◆ **Required work**: Retype every entry word for word.

◆ **Data shown**:

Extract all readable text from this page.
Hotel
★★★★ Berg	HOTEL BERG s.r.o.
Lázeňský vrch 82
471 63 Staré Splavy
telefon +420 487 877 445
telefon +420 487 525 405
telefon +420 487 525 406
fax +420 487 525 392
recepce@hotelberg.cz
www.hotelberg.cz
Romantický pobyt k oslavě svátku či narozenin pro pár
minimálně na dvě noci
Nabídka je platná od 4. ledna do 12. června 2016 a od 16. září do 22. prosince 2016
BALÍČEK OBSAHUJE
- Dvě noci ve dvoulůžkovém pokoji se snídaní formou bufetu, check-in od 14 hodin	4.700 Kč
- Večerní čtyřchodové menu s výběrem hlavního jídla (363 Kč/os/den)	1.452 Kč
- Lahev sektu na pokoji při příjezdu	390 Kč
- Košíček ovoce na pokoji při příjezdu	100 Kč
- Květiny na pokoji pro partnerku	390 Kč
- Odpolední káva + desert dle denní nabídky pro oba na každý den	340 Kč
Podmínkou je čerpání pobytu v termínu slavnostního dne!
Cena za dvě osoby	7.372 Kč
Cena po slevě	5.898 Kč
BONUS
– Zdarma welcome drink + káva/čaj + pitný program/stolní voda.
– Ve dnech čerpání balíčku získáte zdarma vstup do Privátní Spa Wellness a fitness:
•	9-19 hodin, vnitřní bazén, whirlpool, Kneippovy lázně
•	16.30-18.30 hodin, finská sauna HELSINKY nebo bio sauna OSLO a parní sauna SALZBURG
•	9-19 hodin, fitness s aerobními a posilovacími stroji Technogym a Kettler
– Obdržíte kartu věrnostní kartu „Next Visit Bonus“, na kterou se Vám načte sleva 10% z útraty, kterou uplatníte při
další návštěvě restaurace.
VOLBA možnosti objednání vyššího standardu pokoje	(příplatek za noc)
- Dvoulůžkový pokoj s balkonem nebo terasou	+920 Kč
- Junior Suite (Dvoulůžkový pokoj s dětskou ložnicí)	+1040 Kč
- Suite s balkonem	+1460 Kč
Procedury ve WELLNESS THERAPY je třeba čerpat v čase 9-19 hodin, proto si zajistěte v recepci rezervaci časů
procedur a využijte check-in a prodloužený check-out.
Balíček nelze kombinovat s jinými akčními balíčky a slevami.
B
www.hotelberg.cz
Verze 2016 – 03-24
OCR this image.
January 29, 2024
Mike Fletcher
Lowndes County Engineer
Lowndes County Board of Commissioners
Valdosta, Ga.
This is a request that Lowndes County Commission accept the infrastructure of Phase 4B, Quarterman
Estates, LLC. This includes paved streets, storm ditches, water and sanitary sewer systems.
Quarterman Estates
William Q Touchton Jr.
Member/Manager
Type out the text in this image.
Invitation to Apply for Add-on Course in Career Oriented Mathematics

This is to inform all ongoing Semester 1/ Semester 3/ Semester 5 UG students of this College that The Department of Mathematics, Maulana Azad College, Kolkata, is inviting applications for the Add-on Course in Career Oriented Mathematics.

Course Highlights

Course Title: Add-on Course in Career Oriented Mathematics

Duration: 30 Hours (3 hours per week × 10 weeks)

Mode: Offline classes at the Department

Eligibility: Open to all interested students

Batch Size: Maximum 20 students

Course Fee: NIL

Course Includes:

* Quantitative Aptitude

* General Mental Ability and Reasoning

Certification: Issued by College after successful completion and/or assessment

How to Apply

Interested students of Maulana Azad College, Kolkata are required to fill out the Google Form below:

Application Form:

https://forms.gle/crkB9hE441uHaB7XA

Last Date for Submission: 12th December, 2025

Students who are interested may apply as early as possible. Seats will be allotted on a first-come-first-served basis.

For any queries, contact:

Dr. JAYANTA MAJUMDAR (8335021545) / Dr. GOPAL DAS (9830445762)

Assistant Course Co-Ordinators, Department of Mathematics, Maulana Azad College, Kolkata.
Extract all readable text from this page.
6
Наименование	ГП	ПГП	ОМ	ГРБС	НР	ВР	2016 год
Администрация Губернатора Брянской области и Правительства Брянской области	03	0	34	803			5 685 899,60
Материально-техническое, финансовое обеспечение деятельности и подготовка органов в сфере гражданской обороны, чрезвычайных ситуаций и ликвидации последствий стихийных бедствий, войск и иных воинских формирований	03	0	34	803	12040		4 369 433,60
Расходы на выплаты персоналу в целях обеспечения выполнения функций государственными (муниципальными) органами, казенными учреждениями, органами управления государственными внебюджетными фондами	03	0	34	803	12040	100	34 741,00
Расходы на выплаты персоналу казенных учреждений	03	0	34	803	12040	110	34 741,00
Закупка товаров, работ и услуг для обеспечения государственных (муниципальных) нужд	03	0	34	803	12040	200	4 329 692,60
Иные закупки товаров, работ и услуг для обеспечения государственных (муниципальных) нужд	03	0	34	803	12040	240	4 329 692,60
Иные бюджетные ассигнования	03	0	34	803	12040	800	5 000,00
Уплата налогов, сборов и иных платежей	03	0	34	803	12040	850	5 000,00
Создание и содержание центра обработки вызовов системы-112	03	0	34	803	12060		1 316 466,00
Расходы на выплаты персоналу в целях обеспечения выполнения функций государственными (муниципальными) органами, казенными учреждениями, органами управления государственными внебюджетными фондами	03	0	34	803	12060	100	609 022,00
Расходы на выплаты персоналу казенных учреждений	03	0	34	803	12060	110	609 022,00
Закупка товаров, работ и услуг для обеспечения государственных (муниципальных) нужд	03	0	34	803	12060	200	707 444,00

◆ **Exercise response**:
Extract all readable text from this page.
Hotel
★★★★ Berg	HOTEL BERG s.r.o.
Lázeňský vrch 82
471 63 Staré Splavy
telefon +420 487 877 445
telefon +420 487 525 405
telefon +420 487 525 406
fax +420 487 525 392
recepce@hotelberg.cz
www.hotelberg.cz
Romantický pobyt k oslavě svátku či narozenin pro pár
minimálně na dvě noci
Nabídka je platná od 4. ledna do 12. června 2016 a od 16. září do 22. prosince 2016
BALÍČEK OBSAHUJE
- Dvě noci ve dvoulůžkovém pokoji se snídaní formou bufetu, check-in od 14 hodin	4.700 Kč
- Večerní čtyřchodové menu s výběrem hlavního jídla (363 Kč/os/den)	1.452 Kč
- Lahev sektu na pokoji při příjezdu	390 Kč
- Košíček ovoce na pokoji při příjezdu	100 Kč
- Květiny na pokoji pro partnerku	390 Kč
- Odpolední káva + desert dle denní nabídky pro oba na každý den	340 Kč
Podmínkou je čerpání pobytu v termínu slavnostního dne!
Cena za dvě osoby	7.372 Kč
Cena po slevě	5.898 Kč
BONUS
– Zdarma welcome drink + káva/čaj + pitný program/stolní voda.
– Ve dnech čerpání balíčku získáte zdarma vstup do Privátní Spa Wellness a fitness:
•	9-19 hodin, vnitřní bazén, whirlpool, Kneippovy lázně
•	16.30-18.30 hodin, finská sauna HELSINKY nebo bio sauna OSLO a parní sauna SALZBURG
•	9-19 hodin, fitness s aerobními a posilovacími stroji Technogym a Kettler
– Obdržíte kartu věrnostní kartu „Next Visit Bonus“, na kterou se Vám načte sleva 10% z útraty, kterou uplatníte při
další návštěvě restaurace.
VOLBA možnosti objednání vyššího standardu pokoje	(příplatek za noc)
- Dvoulůžkový pokoj s balkonem nebo terasou	+920 Kč
- Junior Suite (Dvoulůžkový pokoj s dětskou ložnicí)	+1040 Kč
- Suite s balkonem	+1460 Kč
Procedury ve WELLNESS THERAPY je třeba čerpat v čase 9-19 hodin, proto si zajistěte v recepci rezervaci časů
procedur a využijte check-in a prodloužený check-out.
Balíček nelze kombinovat s jinými akčními balíčky a slevami.
B
www.hotelberg.cz
Verze 2016 – 03-24
OCR this image.
January 29, 2024
Mike Fletcher
Lowndes County Engineer
Lowndes County Board of Commissioners
Valdosta, Ga.
This is a request that Lowndes County Commission accept the infrastructure of Phase 4B, Quarterman
Estates, LLC. This includes paved streets, storm ditches, water and sanitary sewer systems.
Quarterman Estates
William Q Touchton Jr.
Member/Manager
Type out the text in this image.
Invitation to Apply for Add-on Course in Career Oriented Mathematics

This is to inform all ongoing Semester 1/ Semester 3/ Semester 5 UG students of this College that The Department of Mathematics, Maulana Azad College, Kolkata, is inviting applications for the Add-on Course in Career Oriented Mathematics.

Course Highlights

Course Title: Add-on Course in Career Oriented Mathematics

Duration: 30 Hours (3 hours per week × 10 weeks)

Mode: Offline classes at the Department

Eligibility: Open to all interested students

Batch Size: Maximum 20 students

Course Fee: NIL

Course Includes:

* Quantitative Aptitude

* General Mental Ability and Reasoning

Certification: Issued by College after successful completion and/or assessment

How to Apply

Interested students of Maulana Azad College, Kolkata are required to fill out the Google Form below:

Application Form:

https://forms.gle/crkB9hE441uHaB7XA

Last Date for Submission: 12th December, 2025

Students who are interested may apply as early as possible. Seats will be allotted on a first-come-first-served basis.

For any queries, contact:

Dr. JAYANTA MAJUMDAR (8335021545) / Dr. GOPAL DAS (9830445762)

Assistant Course Co-Ordinators, Department of Mathematics, Maulana Azad College, Kolkata.
Extract all readable text from this page.
6
Наименование	ГП	ПГП	ОМ	ГРБС	НР	ВР	2016 год
Администрация Губернатора Брянской области и Правительства Брянской области	03	0	34	803			5 685 899,60
Материально-техническое, финансовое обеспечение деятельности и подготовка органов в сфере гражданской обороны, чрезвычайных ситуаций и ликвидации последствий стихийных бедствий, войск и иных воинских формирований	03	0	34	803	12040		4 369 433,60
Расходы на выплаты персоналу в целях обеспечения выполнения функций государственными (муниципальными) органами, казенными учреждениями, органами управления государственными внебюджетными фондами	03	0	34	803	12040	100	34 741,00
Расходы на выплаты персоналу казенных учреждений	03	0	34	803	12040	110	34 741,00
Закупка товаров, работ и услуг для обеспечения государственных (муниципальных) нужд	03	0	34	803	12040	200	4 329 692,60
Иные закупки товаров, работ и услуг для обеспечения государственных (муниципальных) нужд	03	0	34	803	12040	240	4 329 692,60
Иные бюджетные ассигнования	03	0	34	803	12040	800	5 000,00
Уплата налогов, сборов и иных платежей	03	0	34	803	12040	850	5 000,00
Создание и содержание центра обработки вызовов системы-112	03	0	34	803	12060		1 316 466,00
Расходы на выплаты персоналу в целях обеспечения выполнения функций государственными (муниципальными) органами, казенными учреждениями, органами управления государственными внебюджетными фондами	03	0	34	803	12060	100	609 022,00
Расходы на выплаты персоналу казенных учреждений	03	0	34	803	12060	110	609 022,00
Закупка товаров, работ и услуг для обеспечения государственных (муниципальных) нужд	03	0	34	803	12060	200	707 444,00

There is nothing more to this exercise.